------ 本文の一部

医学部 School of Medicine

医学部

School of Medicine

インタビュー

(2016年4月 取材)

過去からの時間軸の上に課題を位置づけ現状の解決と未来の方向性を導く

原徳壽

千葉県成田市 成田空港検疫所(現:医療法人社団静岡メディカルアライアンス)

所長/顧問原徳壽 京都府

迷いを感じたら新しい方向に挑む

成田空港には世界各国から多くの人が訪れ、多種多様な貨物が届きます。検疫所の規模も、全国の国際空港と国際貿易港に設置された中では最大で、現在は約120人体制で海外から感染症や病害虫が持ち込まれることや海外に持ち出されることを防いでいます。

国の医療行政に関わるきっかけは、偶然です。義務年限の9年間で臨床研修はもちろん、公衆衛生院、保健所、京都府庁での勤務などさまざまな経験をした最終年の夏、厚生省の医系技官になる誘いを受けました。当時は、自治体の仕事をいろいろと経験したのだから、国の行政も覗いてみようと考えた程度だったのですが、その結果、定年まで奉職することになりました。

------------
------ 確認するデータ

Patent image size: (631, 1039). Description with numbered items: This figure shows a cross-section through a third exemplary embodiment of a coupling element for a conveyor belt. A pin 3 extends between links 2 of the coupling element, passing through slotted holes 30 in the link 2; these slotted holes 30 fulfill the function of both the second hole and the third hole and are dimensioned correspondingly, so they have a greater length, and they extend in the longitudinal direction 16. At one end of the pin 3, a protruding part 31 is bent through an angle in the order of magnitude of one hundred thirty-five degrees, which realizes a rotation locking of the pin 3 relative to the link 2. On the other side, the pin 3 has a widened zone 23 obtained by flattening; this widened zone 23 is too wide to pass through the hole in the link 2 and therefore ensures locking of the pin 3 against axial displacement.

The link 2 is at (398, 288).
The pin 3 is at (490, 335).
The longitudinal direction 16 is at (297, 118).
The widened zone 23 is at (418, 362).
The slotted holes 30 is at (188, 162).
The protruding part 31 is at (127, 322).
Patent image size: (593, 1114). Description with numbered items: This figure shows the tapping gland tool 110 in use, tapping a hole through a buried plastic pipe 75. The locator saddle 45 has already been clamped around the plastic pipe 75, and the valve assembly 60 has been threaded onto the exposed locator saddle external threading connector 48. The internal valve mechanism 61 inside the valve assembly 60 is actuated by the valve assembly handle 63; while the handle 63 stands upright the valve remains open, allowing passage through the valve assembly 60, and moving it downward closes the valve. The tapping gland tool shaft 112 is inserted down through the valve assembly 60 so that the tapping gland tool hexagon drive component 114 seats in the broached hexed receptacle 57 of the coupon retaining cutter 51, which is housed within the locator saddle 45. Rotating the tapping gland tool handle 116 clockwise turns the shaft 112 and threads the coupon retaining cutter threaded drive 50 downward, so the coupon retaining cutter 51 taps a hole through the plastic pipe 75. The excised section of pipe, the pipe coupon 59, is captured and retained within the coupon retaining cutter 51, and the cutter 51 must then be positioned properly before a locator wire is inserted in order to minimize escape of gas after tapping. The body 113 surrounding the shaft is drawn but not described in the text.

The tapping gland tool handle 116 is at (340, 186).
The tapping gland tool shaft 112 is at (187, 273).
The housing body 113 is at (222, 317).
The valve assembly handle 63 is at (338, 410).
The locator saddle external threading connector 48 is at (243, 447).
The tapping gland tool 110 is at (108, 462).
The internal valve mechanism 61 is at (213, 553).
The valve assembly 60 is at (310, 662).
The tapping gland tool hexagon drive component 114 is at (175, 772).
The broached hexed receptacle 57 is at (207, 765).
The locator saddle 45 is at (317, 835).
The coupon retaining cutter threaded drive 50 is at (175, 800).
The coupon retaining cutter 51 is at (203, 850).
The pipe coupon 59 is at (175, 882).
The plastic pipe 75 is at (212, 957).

------------

課題 = インタビューのうち、「所長/顧問原徳壽 京都府」で始まり「で奉職することになりました。」で終わる部分を、「京都府庁」を「大阪府庁」に入れ替えて書き出してください。

解答 =
所長/顧問原徳壽 京都府

迷いを感じたら新しい方向に挑む

成田空港には世界各国から多くの人が訪れ、多種多様な貨物が届きます。検疫所の規模も、全国の国際空港と国際貿易港に設置された中では最大で、現在は約120人体制で海外から感染症や病害虫が持ち込まれることや海外に持ち出されることを防いでいます。

国の医療行政に関わるきっかけは、偶然です。義務年限の9年間で臨床研修はもちろん、公衆衛生院、保健所、大阪府庁での勤務などさまざまな経験をした最終年の夏、厚生省の医系技官になる誘いを受けました。当時は、自治体の仕事をいろいろと経験したのだから、国の行政も覗いてみようと考えた程度だったのですが、その結果、定年まで奉職することになりました。